> _SHORT PROBLEM_:
Each entry below is to be transcribed exactly.
|---|
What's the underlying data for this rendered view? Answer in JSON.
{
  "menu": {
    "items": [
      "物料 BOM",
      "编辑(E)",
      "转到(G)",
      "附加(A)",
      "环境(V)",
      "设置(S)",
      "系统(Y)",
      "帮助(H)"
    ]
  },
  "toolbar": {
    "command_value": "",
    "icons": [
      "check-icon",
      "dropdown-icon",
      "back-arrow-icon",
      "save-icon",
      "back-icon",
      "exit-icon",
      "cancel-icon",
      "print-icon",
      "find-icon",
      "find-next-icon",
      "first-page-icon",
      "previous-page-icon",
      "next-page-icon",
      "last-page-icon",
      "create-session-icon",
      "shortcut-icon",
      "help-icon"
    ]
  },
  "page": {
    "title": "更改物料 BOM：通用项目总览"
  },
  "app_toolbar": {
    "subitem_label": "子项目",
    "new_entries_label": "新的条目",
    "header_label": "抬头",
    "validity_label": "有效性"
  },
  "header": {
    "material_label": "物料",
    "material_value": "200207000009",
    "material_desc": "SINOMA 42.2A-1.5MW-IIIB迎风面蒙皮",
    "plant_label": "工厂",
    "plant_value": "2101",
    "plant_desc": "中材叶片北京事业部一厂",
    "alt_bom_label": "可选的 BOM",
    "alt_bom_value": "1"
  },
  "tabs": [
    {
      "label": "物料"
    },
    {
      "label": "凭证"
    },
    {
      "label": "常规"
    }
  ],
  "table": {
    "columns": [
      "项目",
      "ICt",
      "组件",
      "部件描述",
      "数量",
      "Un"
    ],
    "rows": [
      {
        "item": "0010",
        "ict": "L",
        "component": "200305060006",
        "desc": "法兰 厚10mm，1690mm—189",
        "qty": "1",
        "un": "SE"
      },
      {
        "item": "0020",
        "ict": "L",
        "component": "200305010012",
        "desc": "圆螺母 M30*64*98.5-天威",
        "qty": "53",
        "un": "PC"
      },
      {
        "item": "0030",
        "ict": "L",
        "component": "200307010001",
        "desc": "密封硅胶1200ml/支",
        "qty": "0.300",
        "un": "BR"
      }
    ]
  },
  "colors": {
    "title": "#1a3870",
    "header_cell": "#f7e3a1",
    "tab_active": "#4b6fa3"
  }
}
|---|
> _EXPECTED ANSWER_:
What's the underlying data for this rendered view? Answer in JSON.
{
  "menu": {
    "items": [
      "物料 BOM",
      "编辑(E)",
      "转到(G)",
      "附加(A)",
      "环境(V)",
      "设置(S)",
      "系统(Y)",
      "帮助(H)"
    ]
  },
  "toolbar": {
    "command_value": "",
    "icons": [
      "check-icon",
      "dropdown-icon",
      "back-arrow-icon",
      "save-icon",
      "back-icon",
      "exit-icon",
      "cancel-icon",
      "print-icon",
      "find-icon",
      "find-next-icon",
      "first-page-icon",
      "previous-page-icon",
      "next-page-icon",
      "last-page-icon",
      "create-session-icon",
      "shortcut-icon",
      "help-icon"
    ]
  },
  "page": {
    "title": "更改物料 BOM：通用项目总览"
  },
  "app_toolbar": {
    "subitem_label": "子项目",
    "new_entries_label": "新的条目",
    "header_label": "抬头",
    "validity_label": "有效性"
  },
  "header": {
    "material_label": "物料",
    "material_value": "200207000009",
    "material_desc": "SINOMA 42.2A-1.5MW-IIIB迎风面蒙皮",
    "plant_label": "工厂",
    "plant_value": "2101",
    "plant_desc": "中材叶片北京事业部一厂",
    "alt_bom_label": "可选的 BOM",
    "alt_bom_value": "1"
  },
  "tabs": [
    {
      "label": "物料"
    },
    {
      "label": "凭证"
    },
    {
      "label": "常规"
    }
  ],
  "table": {
    "columns": [
      "项目",
      "ICt",
      "组件",
      "部件描述",
      "数量",
      "Un"
    ],
    "rows": [
      {
        "item": "0010",
        "ict": "L",
        "component": "200305060006",
        "desc": "法兰 厚10mm，1690mm—189",
        "qty": "1",
        "un": "SE"
      },
      {
        "item": "0020",
        "ict": "L",
        "component": "200305010012",
        "desc": "圆螺母 M30*64*98.5-天威",
        "qty": "53",
        "un": "PC"
      },
      {
        "item": "0030",
        "ict": "L",
        "component": "200307010001",
        "desc": "密封硅胶1200ml/支",
        "qty": "0.300",
        "un": "BR"
      }
    ]
  },
  "colors": {
    "title": "#1a3870",
    "header_cell": "#f7e3a1",
    "tab_active": "#4b6fa3"
  }
}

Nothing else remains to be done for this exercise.